REQUIREMENT: State how many lines in the listing below include the word "screenshot". Give nothing but the number.

SUPPLIED RECORDS:
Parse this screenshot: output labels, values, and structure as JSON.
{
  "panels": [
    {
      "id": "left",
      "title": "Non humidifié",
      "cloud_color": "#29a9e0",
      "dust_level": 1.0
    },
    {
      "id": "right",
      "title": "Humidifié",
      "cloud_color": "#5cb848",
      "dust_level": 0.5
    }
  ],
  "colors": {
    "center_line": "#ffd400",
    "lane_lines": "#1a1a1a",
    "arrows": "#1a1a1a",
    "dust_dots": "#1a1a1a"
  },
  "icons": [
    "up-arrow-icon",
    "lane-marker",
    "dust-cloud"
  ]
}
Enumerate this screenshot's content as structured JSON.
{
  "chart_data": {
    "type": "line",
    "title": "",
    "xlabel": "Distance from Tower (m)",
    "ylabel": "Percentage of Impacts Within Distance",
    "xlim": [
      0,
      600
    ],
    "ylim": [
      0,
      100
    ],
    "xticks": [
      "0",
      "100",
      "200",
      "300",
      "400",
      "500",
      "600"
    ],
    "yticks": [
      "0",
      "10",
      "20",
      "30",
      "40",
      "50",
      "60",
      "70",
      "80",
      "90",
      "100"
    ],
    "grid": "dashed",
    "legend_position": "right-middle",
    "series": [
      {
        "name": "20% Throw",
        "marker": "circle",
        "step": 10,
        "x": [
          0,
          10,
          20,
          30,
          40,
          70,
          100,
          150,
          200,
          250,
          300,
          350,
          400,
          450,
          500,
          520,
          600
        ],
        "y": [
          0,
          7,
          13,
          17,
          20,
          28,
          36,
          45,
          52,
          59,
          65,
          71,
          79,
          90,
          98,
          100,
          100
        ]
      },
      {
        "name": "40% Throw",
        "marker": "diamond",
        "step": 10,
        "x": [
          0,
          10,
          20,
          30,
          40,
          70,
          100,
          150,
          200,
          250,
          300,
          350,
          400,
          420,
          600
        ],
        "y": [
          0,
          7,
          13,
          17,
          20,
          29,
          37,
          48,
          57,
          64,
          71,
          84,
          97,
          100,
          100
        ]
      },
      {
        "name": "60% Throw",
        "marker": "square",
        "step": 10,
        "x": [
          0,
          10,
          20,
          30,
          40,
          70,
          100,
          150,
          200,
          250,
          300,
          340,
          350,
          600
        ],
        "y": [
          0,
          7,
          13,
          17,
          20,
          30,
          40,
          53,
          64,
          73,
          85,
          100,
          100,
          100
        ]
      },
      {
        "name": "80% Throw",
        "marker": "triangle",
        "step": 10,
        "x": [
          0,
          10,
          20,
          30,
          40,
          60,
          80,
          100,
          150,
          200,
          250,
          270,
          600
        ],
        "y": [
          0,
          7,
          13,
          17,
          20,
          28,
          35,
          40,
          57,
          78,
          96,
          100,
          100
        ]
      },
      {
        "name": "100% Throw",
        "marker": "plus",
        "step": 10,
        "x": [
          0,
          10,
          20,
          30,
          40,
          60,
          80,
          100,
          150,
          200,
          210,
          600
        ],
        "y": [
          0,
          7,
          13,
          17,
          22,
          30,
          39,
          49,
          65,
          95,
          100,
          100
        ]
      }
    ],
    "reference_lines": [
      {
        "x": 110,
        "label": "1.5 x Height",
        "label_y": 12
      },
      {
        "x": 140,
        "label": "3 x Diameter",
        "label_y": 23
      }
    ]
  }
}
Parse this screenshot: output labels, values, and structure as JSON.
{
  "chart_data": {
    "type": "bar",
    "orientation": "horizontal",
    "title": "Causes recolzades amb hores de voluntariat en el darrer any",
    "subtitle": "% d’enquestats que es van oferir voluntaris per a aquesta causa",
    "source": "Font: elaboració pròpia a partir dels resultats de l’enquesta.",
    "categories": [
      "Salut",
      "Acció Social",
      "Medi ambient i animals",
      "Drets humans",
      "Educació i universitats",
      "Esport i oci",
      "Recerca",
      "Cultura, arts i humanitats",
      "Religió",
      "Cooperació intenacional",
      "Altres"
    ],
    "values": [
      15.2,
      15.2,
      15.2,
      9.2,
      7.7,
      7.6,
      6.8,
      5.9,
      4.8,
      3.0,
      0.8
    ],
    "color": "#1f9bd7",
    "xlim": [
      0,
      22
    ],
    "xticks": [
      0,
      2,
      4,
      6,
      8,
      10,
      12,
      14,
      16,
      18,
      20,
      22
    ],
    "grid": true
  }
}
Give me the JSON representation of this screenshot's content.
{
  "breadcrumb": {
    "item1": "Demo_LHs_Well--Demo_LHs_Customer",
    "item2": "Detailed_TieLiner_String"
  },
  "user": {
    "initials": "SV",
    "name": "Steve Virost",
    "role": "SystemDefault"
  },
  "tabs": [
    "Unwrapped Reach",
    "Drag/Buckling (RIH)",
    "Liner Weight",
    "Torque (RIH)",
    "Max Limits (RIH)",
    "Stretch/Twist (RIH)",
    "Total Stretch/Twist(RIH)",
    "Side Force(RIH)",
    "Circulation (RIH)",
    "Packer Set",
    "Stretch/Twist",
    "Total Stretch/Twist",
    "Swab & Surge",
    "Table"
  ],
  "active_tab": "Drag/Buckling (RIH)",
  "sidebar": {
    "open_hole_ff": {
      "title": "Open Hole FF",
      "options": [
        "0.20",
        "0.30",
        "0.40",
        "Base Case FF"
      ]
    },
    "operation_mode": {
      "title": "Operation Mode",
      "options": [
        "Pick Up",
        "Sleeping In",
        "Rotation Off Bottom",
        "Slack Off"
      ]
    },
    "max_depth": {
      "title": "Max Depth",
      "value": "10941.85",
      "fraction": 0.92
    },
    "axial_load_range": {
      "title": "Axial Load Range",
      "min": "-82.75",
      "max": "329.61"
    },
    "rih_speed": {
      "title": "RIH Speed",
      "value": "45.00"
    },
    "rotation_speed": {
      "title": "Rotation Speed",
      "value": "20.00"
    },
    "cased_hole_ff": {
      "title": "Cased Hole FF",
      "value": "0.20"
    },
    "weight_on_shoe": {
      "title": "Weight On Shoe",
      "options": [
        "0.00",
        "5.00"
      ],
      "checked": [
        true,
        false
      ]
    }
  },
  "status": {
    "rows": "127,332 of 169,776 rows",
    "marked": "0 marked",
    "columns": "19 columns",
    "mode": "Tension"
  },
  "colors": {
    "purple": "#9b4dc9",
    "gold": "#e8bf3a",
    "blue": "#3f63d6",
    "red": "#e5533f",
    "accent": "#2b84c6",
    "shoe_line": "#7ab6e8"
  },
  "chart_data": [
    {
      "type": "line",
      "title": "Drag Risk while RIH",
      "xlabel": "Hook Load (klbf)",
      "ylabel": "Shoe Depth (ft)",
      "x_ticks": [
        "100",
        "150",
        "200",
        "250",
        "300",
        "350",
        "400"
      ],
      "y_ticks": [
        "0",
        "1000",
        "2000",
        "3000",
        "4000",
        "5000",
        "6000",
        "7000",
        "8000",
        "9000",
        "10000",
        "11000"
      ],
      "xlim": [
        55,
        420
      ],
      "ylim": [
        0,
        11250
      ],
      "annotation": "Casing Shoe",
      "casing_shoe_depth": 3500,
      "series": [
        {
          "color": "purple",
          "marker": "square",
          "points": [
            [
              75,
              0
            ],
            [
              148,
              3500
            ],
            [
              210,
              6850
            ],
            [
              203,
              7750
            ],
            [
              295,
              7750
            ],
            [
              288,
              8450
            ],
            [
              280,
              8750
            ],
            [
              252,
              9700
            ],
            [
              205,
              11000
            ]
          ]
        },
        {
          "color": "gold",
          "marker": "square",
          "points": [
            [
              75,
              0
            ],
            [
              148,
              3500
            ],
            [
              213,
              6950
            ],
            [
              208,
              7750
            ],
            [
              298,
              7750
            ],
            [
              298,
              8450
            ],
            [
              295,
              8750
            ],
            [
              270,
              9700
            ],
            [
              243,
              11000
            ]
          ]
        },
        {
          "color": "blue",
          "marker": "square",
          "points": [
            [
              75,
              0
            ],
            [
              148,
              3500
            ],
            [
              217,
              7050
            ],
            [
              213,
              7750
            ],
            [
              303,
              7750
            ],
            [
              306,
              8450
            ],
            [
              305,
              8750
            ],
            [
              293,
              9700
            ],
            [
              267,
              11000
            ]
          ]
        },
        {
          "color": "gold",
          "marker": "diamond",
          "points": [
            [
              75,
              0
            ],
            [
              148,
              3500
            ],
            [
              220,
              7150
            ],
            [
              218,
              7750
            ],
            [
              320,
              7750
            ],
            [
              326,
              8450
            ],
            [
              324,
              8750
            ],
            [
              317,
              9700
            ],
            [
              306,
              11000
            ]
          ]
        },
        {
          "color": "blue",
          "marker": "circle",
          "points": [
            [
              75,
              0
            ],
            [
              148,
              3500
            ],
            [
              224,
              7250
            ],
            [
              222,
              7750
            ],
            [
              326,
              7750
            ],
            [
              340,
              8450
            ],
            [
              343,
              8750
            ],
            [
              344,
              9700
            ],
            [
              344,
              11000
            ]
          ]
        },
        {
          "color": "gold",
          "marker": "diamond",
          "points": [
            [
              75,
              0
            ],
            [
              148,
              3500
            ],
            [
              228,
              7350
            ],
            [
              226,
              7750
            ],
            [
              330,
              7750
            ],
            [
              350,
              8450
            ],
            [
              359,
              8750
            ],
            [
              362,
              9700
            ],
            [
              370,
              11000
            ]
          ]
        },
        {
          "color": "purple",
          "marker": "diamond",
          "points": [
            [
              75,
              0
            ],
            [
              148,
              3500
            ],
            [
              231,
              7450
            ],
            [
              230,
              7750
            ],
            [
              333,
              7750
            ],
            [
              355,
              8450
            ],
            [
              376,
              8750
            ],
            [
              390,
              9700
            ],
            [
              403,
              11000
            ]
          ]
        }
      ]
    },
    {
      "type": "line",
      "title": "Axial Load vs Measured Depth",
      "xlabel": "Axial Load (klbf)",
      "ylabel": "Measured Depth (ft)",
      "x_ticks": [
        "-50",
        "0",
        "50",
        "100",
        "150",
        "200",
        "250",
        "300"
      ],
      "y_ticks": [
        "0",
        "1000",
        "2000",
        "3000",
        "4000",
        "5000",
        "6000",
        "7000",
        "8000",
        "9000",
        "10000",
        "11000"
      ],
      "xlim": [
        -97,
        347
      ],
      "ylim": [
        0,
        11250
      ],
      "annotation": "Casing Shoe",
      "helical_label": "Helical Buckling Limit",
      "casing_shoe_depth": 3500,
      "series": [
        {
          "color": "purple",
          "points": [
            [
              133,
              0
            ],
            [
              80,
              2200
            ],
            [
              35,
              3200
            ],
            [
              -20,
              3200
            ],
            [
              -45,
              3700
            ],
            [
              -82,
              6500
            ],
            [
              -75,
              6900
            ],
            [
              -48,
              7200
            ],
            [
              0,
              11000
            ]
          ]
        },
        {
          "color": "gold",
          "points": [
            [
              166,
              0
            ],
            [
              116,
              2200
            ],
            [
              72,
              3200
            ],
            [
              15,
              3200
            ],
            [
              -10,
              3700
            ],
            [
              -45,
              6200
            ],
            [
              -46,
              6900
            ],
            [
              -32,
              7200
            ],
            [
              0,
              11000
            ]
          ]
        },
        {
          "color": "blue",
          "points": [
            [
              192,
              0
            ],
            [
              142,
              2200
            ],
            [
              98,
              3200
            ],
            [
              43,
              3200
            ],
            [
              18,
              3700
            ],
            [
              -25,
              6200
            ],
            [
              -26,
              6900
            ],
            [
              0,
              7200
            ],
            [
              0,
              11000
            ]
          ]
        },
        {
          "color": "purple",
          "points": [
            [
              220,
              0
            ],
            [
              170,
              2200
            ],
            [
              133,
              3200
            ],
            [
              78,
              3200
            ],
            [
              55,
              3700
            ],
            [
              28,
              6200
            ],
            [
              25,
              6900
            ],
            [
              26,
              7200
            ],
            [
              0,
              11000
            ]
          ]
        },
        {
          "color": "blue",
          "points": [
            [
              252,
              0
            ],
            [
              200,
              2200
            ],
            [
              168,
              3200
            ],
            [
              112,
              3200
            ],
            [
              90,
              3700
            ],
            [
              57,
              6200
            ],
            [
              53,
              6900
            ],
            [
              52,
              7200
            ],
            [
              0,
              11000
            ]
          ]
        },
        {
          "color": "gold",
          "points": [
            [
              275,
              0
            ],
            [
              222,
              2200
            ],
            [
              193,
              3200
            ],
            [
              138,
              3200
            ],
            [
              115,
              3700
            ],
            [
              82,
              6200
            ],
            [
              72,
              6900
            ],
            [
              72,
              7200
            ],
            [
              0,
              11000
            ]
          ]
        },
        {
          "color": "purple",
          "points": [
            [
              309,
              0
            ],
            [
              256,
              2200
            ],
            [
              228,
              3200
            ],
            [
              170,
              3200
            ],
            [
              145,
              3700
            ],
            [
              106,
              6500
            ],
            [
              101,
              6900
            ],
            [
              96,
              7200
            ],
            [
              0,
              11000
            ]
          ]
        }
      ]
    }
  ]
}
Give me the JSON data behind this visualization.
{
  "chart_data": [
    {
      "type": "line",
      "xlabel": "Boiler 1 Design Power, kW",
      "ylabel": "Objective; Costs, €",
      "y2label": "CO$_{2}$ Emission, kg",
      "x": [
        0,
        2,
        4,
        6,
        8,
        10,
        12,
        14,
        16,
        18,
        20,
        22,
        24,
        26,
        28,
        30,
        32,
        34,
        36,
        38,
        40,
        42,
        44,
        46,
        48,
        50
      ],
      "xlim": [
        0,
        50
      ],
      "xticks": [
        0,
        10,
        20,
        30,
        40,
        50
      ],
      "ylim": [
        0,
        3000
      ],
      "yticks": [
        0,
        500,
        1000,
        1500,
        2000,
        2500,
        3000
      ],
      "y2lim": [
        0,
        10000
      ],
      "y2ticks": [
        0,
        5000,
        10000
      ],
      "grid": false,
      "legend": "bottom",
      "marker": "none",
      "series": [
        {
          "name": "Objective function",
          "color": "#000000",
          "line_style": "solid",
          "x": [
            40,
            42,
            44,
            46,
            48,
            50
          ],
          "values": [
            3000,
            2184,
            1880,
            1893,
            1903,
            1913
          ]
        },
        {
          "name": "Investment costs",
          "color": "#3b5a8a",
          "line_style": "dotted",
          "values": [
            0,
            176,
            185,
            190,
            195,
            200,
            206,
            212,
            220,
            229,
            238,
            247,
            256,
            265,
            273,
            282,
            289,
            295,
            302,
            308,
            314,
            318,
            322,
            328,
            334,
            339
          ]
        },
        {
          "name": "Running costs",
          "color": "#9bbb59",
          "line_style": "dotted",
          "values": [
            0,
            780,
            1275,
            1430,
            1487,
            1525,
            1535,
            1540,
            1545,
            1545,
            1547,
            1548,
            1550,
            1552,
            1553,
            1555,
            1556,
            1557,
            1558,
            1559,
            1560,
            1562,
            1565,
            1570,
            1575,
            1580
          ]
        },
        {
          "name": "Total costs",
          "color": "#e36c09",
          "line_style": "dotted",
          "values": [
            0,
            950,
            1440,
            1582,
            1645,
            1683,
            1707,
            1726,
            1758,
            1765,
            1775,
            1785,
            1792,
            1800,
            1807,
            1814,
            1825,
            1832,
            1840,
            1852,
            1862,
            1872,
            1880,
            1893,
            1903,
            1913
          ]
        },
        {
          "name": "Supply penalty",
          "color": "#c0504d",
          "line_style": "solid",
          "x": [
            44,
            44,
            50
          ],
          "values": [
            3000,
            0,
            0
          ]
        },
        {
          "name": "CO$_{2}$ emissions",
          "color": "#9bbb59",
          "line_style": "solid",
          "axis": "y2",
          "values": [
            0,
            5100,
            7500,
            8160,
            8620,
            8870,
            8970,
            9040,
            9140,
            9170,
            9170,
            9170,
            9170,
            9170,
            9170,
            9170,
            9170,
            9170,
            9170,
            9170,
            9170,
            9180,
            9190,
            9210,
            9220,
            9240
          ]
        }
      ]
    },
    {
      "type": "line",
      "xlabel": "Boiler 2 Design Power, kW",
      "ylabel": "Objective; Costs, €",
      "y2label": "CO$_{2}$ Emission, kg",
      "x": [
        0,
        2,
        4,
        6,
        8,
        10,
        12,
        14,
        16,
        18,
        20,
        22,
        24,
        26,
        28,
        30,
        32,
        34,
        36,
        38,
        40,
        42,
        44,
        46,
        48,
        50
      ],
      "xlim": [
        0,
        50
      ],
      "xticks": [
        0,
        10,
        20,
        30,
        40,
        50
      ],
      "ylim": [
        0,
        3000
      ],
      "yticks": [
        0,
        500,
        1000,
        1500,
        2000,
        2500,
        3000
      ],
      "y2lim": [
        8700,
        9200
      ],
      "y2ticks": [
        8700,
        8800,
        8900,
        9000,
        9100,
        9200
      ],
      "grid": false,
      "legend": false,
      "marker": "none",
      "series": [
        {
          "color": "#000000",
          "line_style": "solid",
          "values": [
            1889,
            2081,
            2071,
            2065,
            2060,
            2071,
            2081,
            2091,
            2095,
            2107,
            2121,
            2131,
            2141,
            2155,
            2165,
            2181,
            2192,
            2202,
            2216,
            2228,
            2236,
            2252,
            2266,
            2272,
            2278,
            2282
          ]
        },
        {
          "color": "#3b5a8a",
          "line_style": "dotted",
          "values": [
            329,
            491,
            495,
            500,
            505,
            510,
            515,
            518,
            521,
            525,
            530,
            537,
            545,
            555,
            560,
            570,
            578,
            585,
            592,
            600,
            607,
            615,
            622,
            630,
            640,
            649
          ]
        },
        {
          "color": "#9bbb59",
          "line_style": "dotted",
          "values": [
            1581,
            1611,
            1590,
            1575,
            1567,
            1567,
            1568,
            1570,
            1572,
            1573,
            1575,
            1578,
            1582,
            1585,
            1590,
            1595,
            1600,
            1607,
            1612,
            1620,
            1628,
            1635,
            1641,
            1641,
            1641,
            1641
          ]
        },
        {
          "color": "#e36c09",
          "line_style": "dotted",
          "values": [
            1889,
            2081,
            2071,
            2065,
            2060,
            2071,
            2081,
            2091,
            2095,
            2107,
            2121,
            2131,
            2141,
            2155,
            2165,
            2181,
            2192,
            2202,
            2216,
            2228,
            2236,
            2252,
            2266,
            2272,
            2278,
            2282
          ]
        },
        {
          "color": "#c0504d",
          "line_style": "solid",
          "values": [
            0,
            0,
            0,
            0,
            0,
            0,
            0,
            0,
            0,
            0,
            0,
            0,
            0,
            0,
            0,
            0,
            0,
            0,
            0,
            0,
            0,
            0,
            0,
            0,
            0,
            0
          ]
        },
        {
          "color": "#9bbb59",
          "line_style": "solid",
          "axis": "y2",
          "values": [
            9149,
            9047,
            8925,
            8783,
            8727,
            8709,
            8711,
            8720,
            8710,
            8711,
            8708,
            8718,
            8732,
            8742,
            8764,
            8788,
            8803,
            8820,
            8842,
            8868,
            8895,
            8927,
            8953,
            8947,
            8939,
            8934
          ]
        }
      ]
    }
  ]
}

TASK ANSWER: 4